Stored data ▸

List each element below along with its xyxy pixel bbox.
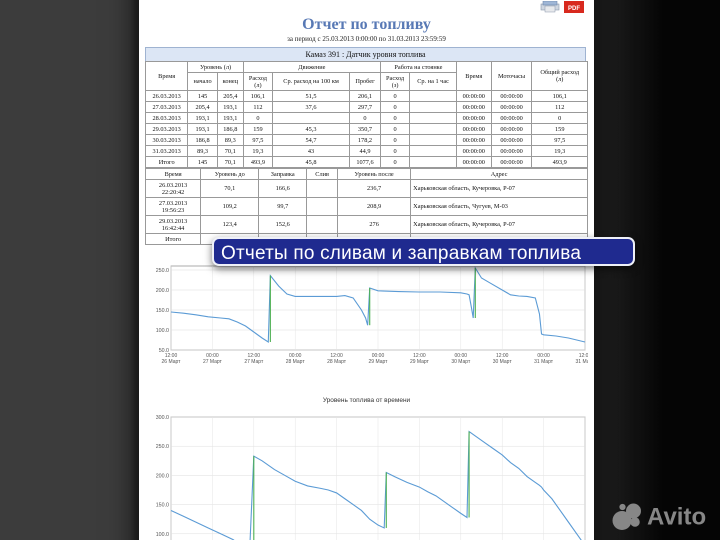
svg-text:100.0: 100.0 [156, 532, 169, 538]
svg-text:29 Март: 29 Март [369, 359, 389, 365]
svg-text:30 Март: 30 Март [451, 359, 471, 365]
svg-text:Avito: Avito [647, 504, 706, 531]
svg-text:28 Март: 28 Март [327, 359, 347, 365]
svg-text:200.0: 200.0 [156, 473, 169, 479]
svg-text:200.0: 200.0 [156, 288, 169, 294]
svg-text:150.0: 150.0 [156, 308, 169, 314]
svg-text:31 Март: 31 Март [534, 359, 554, 365]
svg-text:150.0: 150.0 [156, 503, 169, 509]
svg-text:100.0: 100.0 [156, 328, 169, 334]
svg-text:250.0: 250.0 [156, 268, 169, 274]
svg-text:300.0: 300.0 [156, 415, 169, 421]
svg-text:PDF: PDF [568, 6, 580, 12]
svg-text:29 Март: 29 Март [410, 359, 430, 365]
svg-text:27 Март: 27 Март [244, 359, 264, 365]
svg-text:30 Март: 30 Март [493, 359, 513, 365]
svg-text:27 Март: 27 Март [203, 359, 223, 365]
svg-text:250.0: 250.0 [156, 444, 169, 450]
svg-text:26 Март: 26 Март [162, 359, 182, 365]
svg-text:31 Март: 31 Март [576, 359, 588, 365]
svg-text:28 Март: 28 Март [286, 359, 306, 365]
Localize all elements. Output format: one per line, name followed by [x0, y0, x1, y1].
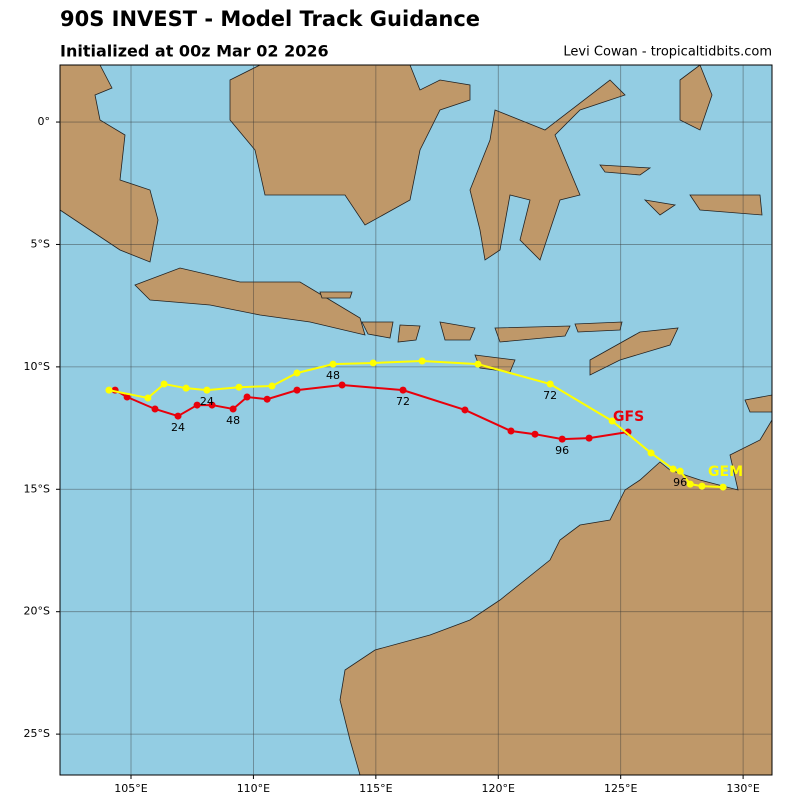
- track-point: [151, 405, 159, 413]
- hour-label: 48: [226, 414, 240, 427]
- track-point: [531, 430, 539, 438]
- track-point: [461, 406, 469, 414]
- track-point: [160, 380, 168, 388]
- track-point: [268, 382, 276, 390]
- x-tick-label: 105°E: [114, 782, 147, 795]
- chart-subtitle: Initialized at 00z Mar 02 2026: [60, 42, 329, 61]
- track-point: [235, 383, 243, 391]
- credit: Levi Cowan - tropicaltidbits.com: [563, 45, 772, 60]
- chart-title: 90S INVEST - Model Track Guidance: [60, 7, 480, 31]
- track-point: [293, 369, 301, 377]
- track-point: [293, 386, 301, 394]
- track-point: [174, 412, 182, 420]
- x-tick-label: 125°E: [604, 782, 637, 795]
- hour-label: 24: [200, 395, 214, 408]
- track-point: [144, 394, 152, 402]
- track-point: [105, 386, 113, 394]
- land: [60, 65, 772, 775]
- track-point: [546, 380, 554, 388]
- y-tick-label: 10°S: [24, 360, 50, 373]
- track-point: [338, 381, 346, 389]
- hour-label: 96: [673, 476, 687, 489]
- track-point: [719, 483, 727, 491]
- x-tick-label: 110°E: [237, 782, 270, 795]
- plot-frame: [59, 64, 773, 776]
- track-point: [686, 480, 694, 488]
- overlay: [60, 65, 772, 775]
- track-point: [263, 395, 271, 403]
- hour-label: 48: [326, 369, 340, 382]
- hour-label: 72: [543, 389, 557, 402]
- hour-label: 24: [171, 421, 185, 434]
- hour-label: 72: [396, 395, 410, 408]
- x-tick-label: 120°E: [482, 782, 515, 795]
- track-point: [676, 467, 684, 475]
- y-tick-label: 0°: [38, 115, 51, 128]
- x-tick-label: 130°E: [726, 782, 759, 795]
- track-point: [243, 393, 251, 401]
- track-point: [182, 384, 190, 392]
- track-point: [399, 386, 407, 394]
- track-point: [203, 386, 211, 394]
- track-point: [669, 465, 677, 473]
- track-point: [474, 360, 482, 368]
- track-point: [208, 401, 216, 409]
- y-tick-label: 25°S: [24, 727, 50, 740]
- track-point: [369, 359, 377, 367]
- y-tick-label: 20°S: [24, 605, 50, 618]
- track-point: [229, 405, 237, 413]
- series-label: GFS: [613, 409, 644, 425]
- track-point: [647, 449, 655, 457]
- track-point: [507, 427, 515, 435]
- track-point: [329, 360, 337, 368]
- y-tick-label: 5°S: [31, 237, 50, 250]
- track-point: [585, 434, 593, 442]
- track-point: [558, 435, 566, 443]
- y-tick-label: 15°S: [24, 482, 50, 495]
- track-point: [193, 401, 201, 409]
- series-label: GEM: [708, 464, 743, 480]
- track-line: [114, 383, 629, 441]
- track-point: [123, 393, 131, 401]
- track-point: [418, 357, 426, 365]
- track-point: [608, 417, 616, 425]
- track-point: [698, 482, 706, 490]
- hour-label: 96: [555, 444, 569, 457]
- x-tick-label: 115°E: [359, 782, 392, 795]
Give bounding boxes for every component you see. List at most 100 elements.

Task prompt ▸
How many lines above contain the word "Март"? Reply with the number alone.

Reply ▸
11